-- Start Given information --

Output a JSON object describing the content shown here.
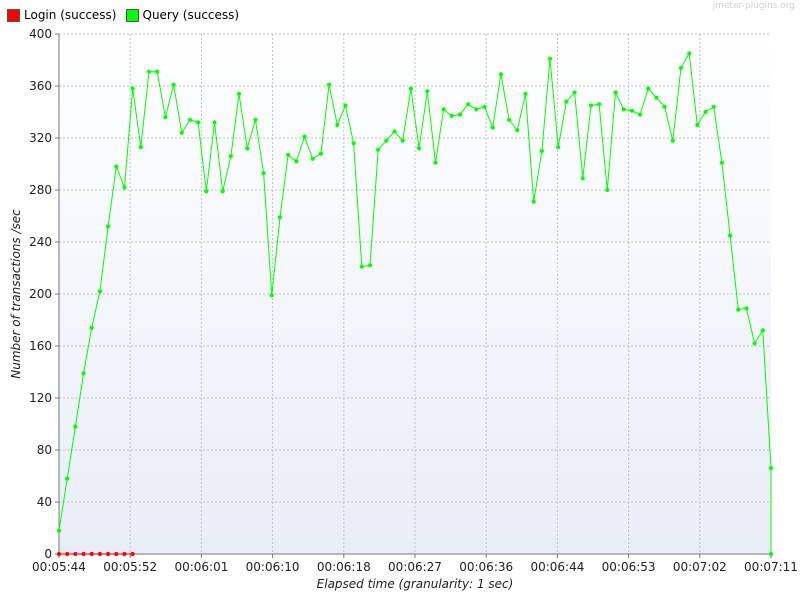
{
  "watermark": "jmeter-plugins.org",
  "chart_data": {
    "type": "line",
    "title": "",
    "xlabel": "Elapsed time (granularity: 1 sec)",
    "ylabel": "Number of transactions /sec",
    "ylim": [
      0,
      400
    ],
    "yticks": [
      0,
      40,
      80,
      120,
      160,
      200,
      240,
      280,
      320,
      360,
      400
    ],
    "xtick_labels": [
      "00:05:44",
      "00:05:52",
      "00:06:01",
      "00:06:10",
      "00:06:18",
      "00:06:27",
      "00:06:36",
      "00:06:44",
      "00:06:53",
      "00:07:02",
      "00:07:11"
    ],
    "x_start_sec": 0,
    "x_end_sec": 87,
    "grid": true,
    "legend_position": "top-left",
    "series": [
      {
        "name": "Login (success)",
        "color": "#ff0000",
        "x": [
          0,
          1,
          2,
          3,
          4,
          5,
          6,
          7,
          8,
          9
        ],
        "values": [
          0,
          0,
          0,
          0,
          0,
          0,
          0,
          0,
          0,
          0
        ]
      },
      {
        "name": "Query (success)",
        "color": "#00ff00",
        "x": [
          0,
          1,
          2,
          3,
          4,
          5,
          6,
          7,
          8,
          9,
          10,
          11,
          12,
          13,
          14,
          15,
          16,
          17,
          18,
          19,
          20,
          21,
          22,
          23,
          24,
          25,
          26,
          27,
          28,
          29,
          30,
          31,
          32,
          33,
          34,
          35,
          36,
          37,
          38,
          39,
          40,
          41,
          42,
          43,
          44,
          45,
          46,
          47,
          48,
          49,
          50,
          51,
          52,
          53,
          54,
          55,
          56,
          57,
          58,
          59,
          60,
          61,
          62,
          63,
          64,
          65,
          66,
          67,
          68,
          69,
          70,
          71,
          72,
          73,
          74,
          75,
          76,
          77,
          78,
          79,
          80,
          81,
          82,
          83,
          84,
          85,
          86,
          87,
          87
        ],
        "values": [
          18,
          58,
          98,
          139,
          174,
          202,
          252,
          298,
          282,
          358,
          313,
          371,
          371,
          336,
          361,
          324,
          334,
          332,
          279,
          332,
          279,
          306,
          354,
          312,
          334,
          293,
          199,
          259,
          307,
          302,
          321,
          304,
          308,
          361,
          330,
          345,
          316,
          221,
          222,
          311,
          318,
          325,
          318,
          358,
          312,
          356,
          301,
          342,
          337,
          338,
          346,
          342,
          344,
          328,
          369,
          334,
          326,
          354,
          271,
          310,
          381,
          313,
          348,
          355,
          289,
          345,
          346,
          280,
          355,
          342,
          341,
          338,
          358,
          351,
          344,
          318,
          374,
          385,
          330,
          340,
          344,
          301,
          245,
          188,
          189,
          162,
          172,
          66,
          0
        ]
      }
    ]
  }
}
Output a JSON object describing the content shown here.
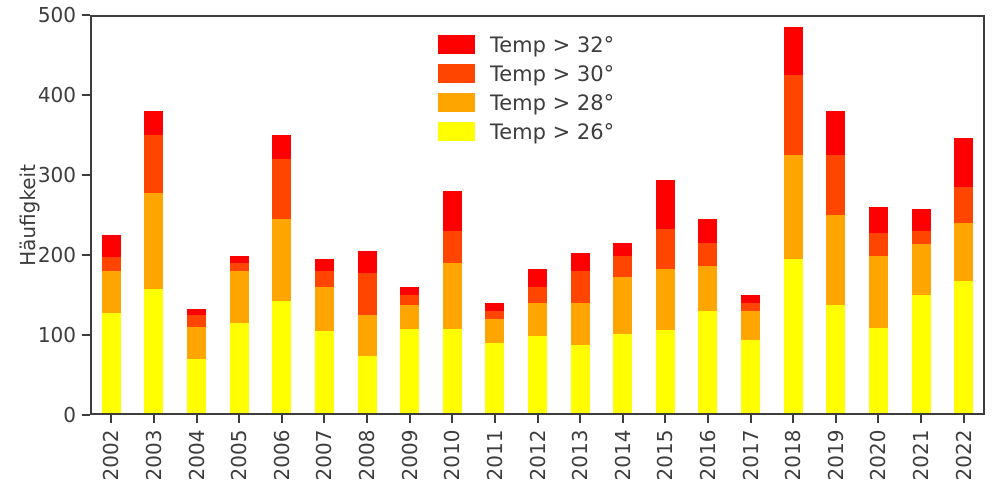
{
  "figure": {
    "background": "#ffffff",
    "axis_color": "#3d3d3d",
    "text_color": "#3d3d3d"
  },
  "chart_data": {
    "type": "bar",
    "stacked": true,
    "title": "",
    "xlabel": "",
    "ylabel": "Häufigkeit",
    "ylim": [
      0,
      500
    ],
    "yticks": [
      0,
      100,
      200,
      300,
      400,
      500
    ],
    "grid": false,
    "legend_position": "upper center-left, no frame",
    "categories": [
      "2002",
      "2003",
      "2004",
      "2005",
      "2006",
      "2007",
      "2008",
      "2009",
      "2010",
      "2011",
      "2012",
      "2013",
      "2014",
      "2015",
      "2016",
      "2017",
      "2018",
      "2019",
      "2020",
      "2021",
      "2022"
    ],
    "series": [
      {
        "name": "Temp > 32°",
        "color": "#ff0000",
        "values": [
          28,
          29,
          8,
          8,
          30,
          14,
          27,
          10,
          49,
          9,
          22,
          22,
          17,
          61,
          29,
          9,
          59,
          55,
          33,
          27,
          62
        ]
      },
      {
        "name": "Temp > 30°",
        "color": "#ff4500",
        "values": [
          17,
          73,
          14,
          11,
          75,
          20,
          52,
          12,
          40,
          10,
          20,
          40,
          26,
          50,
          29,
          10,
          100,
          74,
          29,
          17,
          45
        ]
      },
      {
        "name": "Temp > 28°",
        "color": "#ffa500",
        "values": [
          53,
          120,
          41,
          64,
          102,
          55,
          52,
          30,
          83,
          30,
          42,
          53,
          71,
          76,
          57,
          37,
          130,
          113,
          90,
          63,
          72
        ]
      },
      {
        "name": "Temp > 26°",
        "color": "#ffff00",
        "values": [
          125,
          155,
          67,
          113,
          140,
          103,
          71,
          105,
          105,
          88,
          96,
          85,
          99,
          104,
          127,
          91,
          193,
          135,
          106,
          148,
          165
        ]
      }
    ],
    "stack_order_bottom_to_top": [
      "Temp > 26°",
      "Temp > 28°",
      "Temp > 30°",
      "Temp > 32°"
    ],
    "totals": [
      223,
      377,
      130,
      196,
      347,
      192,
      202,
      157,
      277,
      137,
      180,
      200,
      213,
      291,
      242,
      147,
      482,
      377,
      258,
      255,
      344
    ]
  }
}
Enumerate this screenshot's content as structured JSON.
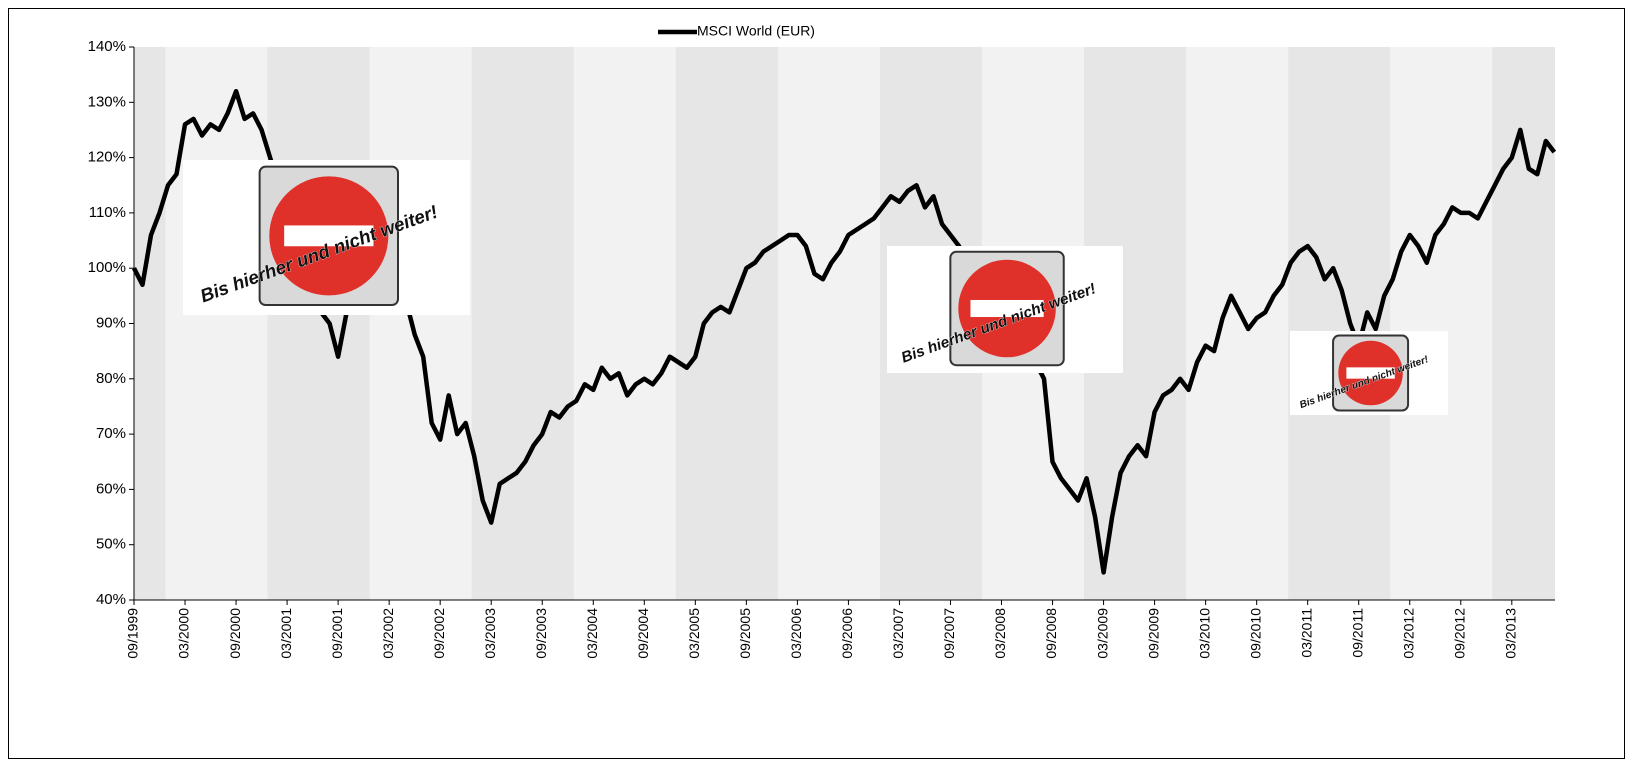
{
  "chart_data": {
    "type": "line",
    "legend": "MSCI World (EUR)",
    "annotations": [
      "Bis hierher und nicht weiter!",
      "Bis hierher und nicht weiter!",
      "Bis hierher und nicht weiter!"
    ],
    "categories": [
      "09/1999",
      null,
      null,
      null,
      null,
      null,
      "03/2000",
      null,
      null,
      null,
      null,
      null,
      "09/2000",
      null,
      null,
      null,
      null,
      null,
      "03/2001",
      null,
      null,
      null,
      null,
      null,
      "09/2001",
      null,
      null,
      null,
      null,
      null,
      "03/2002",
      null,
      null,
      null,
      null,
      null,
      "09/2002",
      null,
      null,
      null,
      null,
      null,
      "03/2003",
      null,
      null,
      null,
      null,
      null,
      "09/2003",
      null,
      null,
      null,
      null,
      null,
      "03/2004",
      null,
      null,
      null,
      null,
      null,
      "09/2004",
      null,
      null,
      null,
      null,
      null,
      "03/2005",
      null,
      null,
      null,
      null,
      null,
      "09/2005",
      null,
      null,
      null,
      null,
      null,
      "03/2006",
      null,
      null,
      null,
      null,
      null,
      "09/2006",
      null,
      null,
      null,
      null,
      null,
      "03/2007",
      null,
      null,
      null,
      null,
      null,
      "09/2007",
      null,
      null,
      null,
      null,
      null,
      "03/2008",
      null,
      null,
      null,
      null,
      null,
      "09/2008",
      null,
      null,
      null,
      null,
      null,
      "03/2009",
      null,
      null,
      null,
      null,
      null,
      "09/2009",
      null,
      null,
      null,
      null,
      null,
      "03/2010",
      null,
      null,
      null,
      null,
      null,
      "09/2010",
      null,
      null,
      null,
      null,
      null,
      "03/2011",
      null,
      null,
      null,
      null,
      null,
      "09/2011",
      null,
      null,
      null,
      null,
      null,
      "03/2012",
      null,
      null,
      null,
      null,
      null,
      "09/2012",
      null,
      null,
      null,
      null,
      null,
      "03/2013",
      null,
      null,
      null,
      null,
      null
    ],
    "series": [
      {
        "name": "MSCI World (EUR)",
        "color": "#000000",
        "values": [
          100,
          97,
          106,
          110,
          115,
          117,
          126,
          127,
          124,
          126,
          125,
          128,
          132,
          127,
          128,
          125,
          120,
          115,
          110,
          105,
          100,
          95,
          92,
          90,
          84,
          92,
          96,
          99,
          100,
          98,
          97,
          96,
          94,
          88,
          84,
          72,
          69,
          77,
          70,
          72,
          66,
          58,
          54,
          61,
          62,
          63,
          65,
          68,
          70,
          74,
          73,
          75,
          76,
          79,
          78,
          82,
          80,
          81,
          77,
          79,
          80,
          79,
          81,
          84,
          83,
          82,
          84,
          90,
          92,
          93,
          92,
          96,
          100,
          101,
          103,
          104,
          105,
          106,
          106,
          104,
          99,
          98,
          101,
          103,
          106,
          107,
          108,
          109,
          111,
          113,
          112,
          114,
          115,
          111,
          113,
          108,
          106,
          104,
          101,
          97,
          94,
          92,
          90,
          88,
          87,
          85,
          83,
          80,
          65,
          62,
          60,
          58,
          62,
          55,
          45,
          55,
          63,
          66,
          68,
          66,
          74,
          77,
          78,
          80,
          78,
          83,
          86,
          85,
          91,
          95,
          92,
          89,
          91,
          92,
          95,
          97,
          101,
          103,
          104,
          102,
          98,
          100,
          96,
          90,
          86,
          92,
          89,
          95,
          98,
          103,
          106,
          104,
          101,
          106,
          108,
          111,
          110,
          110,
          109,
          112,
          115,
          118,
          120,
          125,
          118,
          117,
          123,
          121
        ]
      }
    ],
    "ylim": [
      40,
      140
    ],
    "yticks": [
      {
        "value": 40,
        "label": "40%"
      },
      {
        "value": 50,
        "label": "50%"
      },
      {
        "value": 60,
        "label": "60%"
      },
      {
        "value": 70,
        "label": "70%"
      },
      {
        "value": 80,
        "label": "80%"
      },
      {
        "value": 90,
        "label": "90%"
      },
      {
        "value": 100,
        "label": "100%"
      },
      {
        "value": 110,
        "label": "110%"
      },
      {
        "value": 120,
        "label": "120%"
      },
      {
        "value": 130,
        "label": "130%"
      },
      {
        "value": 140,
        "label": "140%"
      }
    ],
    "grid": false
  }
}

-- End Given information --

» **What you are asked to do**
Copy every line in the records above that contains the word "Temp".

» **Output for this exercise**
        "name": "Temp > 32°",
        "name": "Temp > 30°",
        "name": "Temp > 28°",
        "name": "Temp > 26°",
      "Temp > 26°",
      "Temp > 28°",
      "Temp > 30°",
      "Temp > 32°"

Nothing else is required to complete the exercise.